**Recorded information:**
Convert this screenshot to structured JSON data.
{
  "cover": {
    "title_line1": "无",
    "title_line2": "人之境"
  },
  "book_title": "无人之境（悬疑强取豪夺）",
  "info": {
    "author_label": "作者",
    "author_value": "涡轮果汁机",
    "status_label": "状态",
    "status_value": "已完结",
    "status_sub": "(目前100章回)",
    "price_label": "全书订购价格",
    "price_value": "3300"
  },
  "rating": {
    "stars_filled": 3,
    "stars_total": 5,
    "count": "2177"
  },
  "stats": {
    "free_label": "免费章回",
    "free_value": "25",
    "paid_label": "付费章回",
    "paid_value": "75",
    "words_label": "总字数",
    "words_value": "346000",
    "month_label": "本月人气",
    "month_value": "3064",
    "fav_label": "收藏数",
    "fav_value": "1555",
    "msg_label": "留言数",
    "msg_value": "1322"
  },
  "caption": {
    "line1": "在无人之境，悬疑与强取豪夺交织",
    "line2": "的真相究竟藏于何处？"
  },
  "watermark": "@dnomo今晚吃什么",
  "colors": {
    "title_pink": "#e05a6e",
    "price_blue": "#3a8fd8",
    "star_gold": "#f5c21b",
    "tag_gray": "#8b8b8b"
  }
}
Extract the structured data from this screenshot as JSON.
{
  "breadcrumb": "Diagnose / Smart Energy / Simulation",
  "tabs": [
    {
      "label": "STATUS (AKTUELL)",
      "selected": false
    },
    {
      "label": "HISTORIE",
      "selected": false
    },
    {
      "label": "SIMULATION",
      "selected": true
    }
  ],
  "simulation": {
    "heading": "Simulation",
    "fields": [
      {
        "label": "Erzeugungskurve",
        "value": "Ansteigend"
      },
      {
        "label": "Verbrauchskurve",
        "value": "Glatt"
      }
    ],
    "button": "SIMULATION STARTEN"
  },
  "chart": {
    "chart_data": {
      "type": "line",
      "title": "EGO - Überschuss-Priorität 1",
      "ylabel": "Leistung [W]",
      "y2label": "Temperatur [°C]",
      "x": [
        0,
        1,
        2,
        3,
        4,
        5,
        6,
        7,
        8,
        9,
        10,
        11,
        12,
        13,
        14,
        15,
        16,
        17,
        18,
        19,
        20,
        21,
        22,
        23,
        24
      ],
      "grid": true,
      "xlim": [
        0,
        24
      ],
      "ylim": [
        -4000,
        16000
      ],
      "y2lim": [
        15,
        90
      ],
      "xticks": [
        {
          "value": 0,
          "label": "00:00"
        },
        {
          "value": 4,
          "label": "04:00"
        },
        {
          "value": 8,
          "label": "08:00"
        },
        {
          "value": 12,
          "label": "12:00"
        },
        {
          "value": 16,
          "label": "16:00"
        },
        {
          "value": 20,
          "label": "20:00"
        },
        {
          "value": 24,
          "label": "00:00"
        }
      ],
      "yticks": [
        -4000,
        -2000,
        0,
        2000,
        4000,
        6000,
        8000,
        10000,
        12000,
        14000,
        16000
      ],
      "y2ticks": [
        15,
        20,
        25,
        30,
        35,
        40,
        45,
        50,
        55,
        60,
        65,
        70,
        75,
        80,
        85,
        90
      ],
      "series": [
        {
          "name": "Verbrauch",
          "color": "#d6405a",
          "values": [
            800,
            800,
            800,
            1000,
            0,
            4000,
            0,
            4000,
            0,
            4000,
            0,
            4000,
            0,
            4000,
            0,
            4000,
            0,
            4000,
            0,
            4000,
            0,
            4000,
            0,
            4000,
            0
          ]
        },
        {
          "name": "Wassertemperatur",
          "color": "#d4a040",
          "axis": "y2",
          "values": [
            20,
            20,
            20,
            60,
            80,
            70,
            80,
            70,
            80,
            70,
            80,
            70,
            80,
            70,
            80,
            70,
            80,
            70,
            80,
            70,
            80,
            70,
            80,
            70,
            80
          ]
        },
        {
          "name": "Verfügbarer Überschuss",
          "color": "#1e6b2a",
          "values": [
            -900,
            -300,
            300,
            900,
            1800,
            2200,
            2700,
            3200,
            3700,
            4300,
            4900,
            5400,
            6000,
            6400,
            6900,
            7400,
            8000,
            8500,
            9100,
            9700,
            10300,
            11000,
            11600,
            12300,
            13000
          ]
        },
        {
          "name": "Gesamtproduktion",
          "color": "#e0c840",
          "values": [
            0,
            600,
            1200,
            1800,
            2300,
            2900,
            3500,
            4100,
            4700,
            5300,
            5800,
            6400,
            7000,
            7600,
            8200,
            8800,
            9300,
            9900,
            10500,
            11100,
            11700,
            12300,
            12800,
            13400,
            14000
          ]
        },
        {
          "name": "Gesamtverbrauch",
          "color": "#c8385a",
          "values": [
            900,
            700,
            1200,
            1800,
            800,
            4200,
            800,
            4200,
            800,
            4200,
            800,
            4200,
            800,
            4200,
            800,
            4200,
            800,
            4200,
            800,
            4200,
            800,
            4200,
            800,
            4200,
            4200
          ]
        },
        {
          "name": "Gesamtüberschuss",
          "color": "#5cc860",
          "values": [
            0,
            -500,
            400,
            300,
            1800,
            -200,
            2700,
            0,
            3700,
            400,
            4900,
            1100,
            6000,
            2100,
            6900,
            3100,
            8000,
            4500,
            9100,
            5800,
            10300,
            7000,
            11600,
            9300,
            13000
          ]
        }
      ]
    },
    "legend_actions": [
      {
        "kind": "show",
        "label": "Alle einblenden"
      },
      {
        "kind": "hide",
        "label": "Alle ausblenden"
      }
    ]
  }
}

**Task statement:** Return the listing above word for word.

**Final result:**
Convert this screenshot to structured JSON data.
{
  "cover": {
    "title_line1": "无",
    "title_line2": "人之境"
  },
  "book_title": "无人之境（悬疑强取豪夺）",
  "info": {
    "author_label": "作者",
    "author_value": "涡轮果汁机",
    "status_label": "状态",
    "status_value": "已完结",
    "status_sub": "(目前100章回)",
    "price_label": "全书订购价格",
    "price_value": "3300"
  },
  "rating": {
    "stars_filled": 3,
    "stars_total": 5,
    "count": "2177"
  },
  "stats": {
    "free_label": "免费章回",
    "free_value": "25",
    "paid_label": "付费章回",
    "paid_value": "75",
    "words_label": "总字数",
    "words_value": "346000",
    "month_label": "本月人气",
    "month_value": "3064",
    "fav_label": "收藏数",
    "fav_value": "1555",
    "msg_label": "留言数",
    "msg_value": "1322"
  },
  "caption": {
    "line1": "在无人之境，悬疑与强取豪夺交织",
    "line2": "的真相究竟藏于何处？"
  },
  "watermark": "@dnomo今晚吃什么",
  "colors": {
    "title_pink": "#e05a6e",
    "price_blue": "#3a8fd8",
    "star_gold": "#f5c21b",
    "tag_gray": "#8b8b8b"
  }
}
Extract the structured data from this screenshot as JSON.
{
  "breadcrumb": "Diagnose / Smart Energy / Simulation",
  "tabs": [
    {
      "label": "STATUS (AKTUELL)",
      "selected": false
    },
    {
      "label": "HISTORIE",
      "selected": false
    },
    {
      "label": "SIMULATION",
      "selected": true
    }
  ],
  "simulation": {
    "heading": "Simulation",
    "fields": [
      {
        "label": "Erzeugungskurve",
        "value": "Ansteigend"
      },
      {
        "label": "Verbrauchskurve",
        "value": "Glatt"
      }
    ],
    "button": "SIMULATION STARTEN"
  },
  "chart": {
    "chart_data": {
      "type": "line",
      "title": "EGO - Überschuss-Priorität 1",
      "ylabel": "Leistung [W]",
      "y2label": "Temperatur [°C]",
      "x": [
        0,
        1,
        2,
        3,
        4,
        5,
        6,
        7,
        8,
        9,
        10,
        11,
        12,
        13,
        14,
        15,
        16,
        17,
        18,
        19,
        20,
        21,
        22,
        23,
        24
      ],
      "grid": true,
      "xlim": [
        0,
        24
      ],
      "ylim": [
        -4000,
        16000
      ],
      "y2lim": [
        15,
        90
      ],
      "xticks": [
        {
          "value": 0,
          "label": "00:00"
        },
        {
          "value": 4,
          "label": "04:00"
        },
        {
          "value": 8,
          "label": "08:00"
        },
        {
          "value": 12,
          "label": "12:00"
        },
        {
          "value": 16,
          "label": "16:00"
        },
        {
          "value": 20,
          "label": "20:00"
        },
        {
          "value": 24,
          "label": "00:00"
        }
      ],
      "yticks": [
        -4000,
        -2000,
        0,
        2000,
        4000,
        6000,
        8000,
        10000,
        12000,
        14000,
        16000
      ],
      "y2ticks": [
        15,
        20,
        25,
        30,
        35,
        40,
        45,
        50,
        55,
        60,
        65,
        70,
        75,
        80,
        85,
        90
      ],
      "series": [
        {
          "name": "Verbrauch",
          "color": "#d6405a",
          "values": [
            800,
            800,
            800,
            1000,
            0,
            4000,
            0,
            4000,
            0,
            4000,
            0,
            4000,
            0,
            4000,
            0,
            4000,
            0,
            4000,
            0,
            4000,
            0,
            4000,
            0,
            4000,
            0
          ]
        },
        {
          "name": "Wassertemperatur",
          "color": "#d4a040",
          "axis": "y2",
          "values": [
            20,
            20,
            20,
            60,
            80,
            70,
            80,
            70,
            80,
            70,
            80,
            70,
            80,
            70,
            80,
            70,
            80,
            70,
            80,
            70,
            80,
            70,
            80,
            70,
            80
          ]
        },
        {
          "name": "Verfügbarer Überschuss",
          "color": "#1e6b2a",
          "values": [
            -900,
            -300,
            300,
            900,
            1800,
            2200,
            2700,
            3200,
            3700,
            4300,
            4900,
            5400,
            6000,
            6400,
            6900,
            7400,
            8000,
            8500,
            9100,
            9700,
            10300,
            11000,
            11600,
            12300,
            13000
          ]
        },
        {
          "name": "Gesamtproduktion",
          "color": "#e0c840",
          "values": [
            0,
            600,
            1200,
            1800,
            2300,
            2900,
            3500,
            4100,
            4700,
            5300,
            5800,
            6400,
            7000,
            7600,
            8200,
            8800,
            9300,
            9900,
            10500,
            11100,
            11700,
            12300,
            12800,
            13400,
            14000
          ]
        },
        {
          "name": "Gesamtverbrauch",
          "color": "#c8385a",
          "values": [
            900,
            700,
            1200,
            1800,
            800,
            4200,
            800,
            4200,
            800,
            4200,
            800,
            4200,
            800,
            4200,
            800,
            4200,
            800,
            4200,
            800,
            4200,
            800,
            4200,
            800,
            4200,
            4200
          ]
        },
        {
          "name": "Gesamtüberschuss",
          "color": "#5cc860",
          "values": [
            0,
            -500,
            400,
            300,
            1800,
            -200,
            2700,
            0,
            3700,
            400,
            4900,
            1100,
            6000,
            2100,
            6900,
            3100,
            8000,
            4500,
            9100,
            5800,
            10300,
            7000,
            11600,
            9300,
            13000
          ]
        }
      ]
    },
    "legend_actions": [
      {
        "kind": "show",
        "label": "Alle einblenden"
      },
      {
        "kind": "hide",
        "label": "Alle ausblenden"
      }
    ]
  }
}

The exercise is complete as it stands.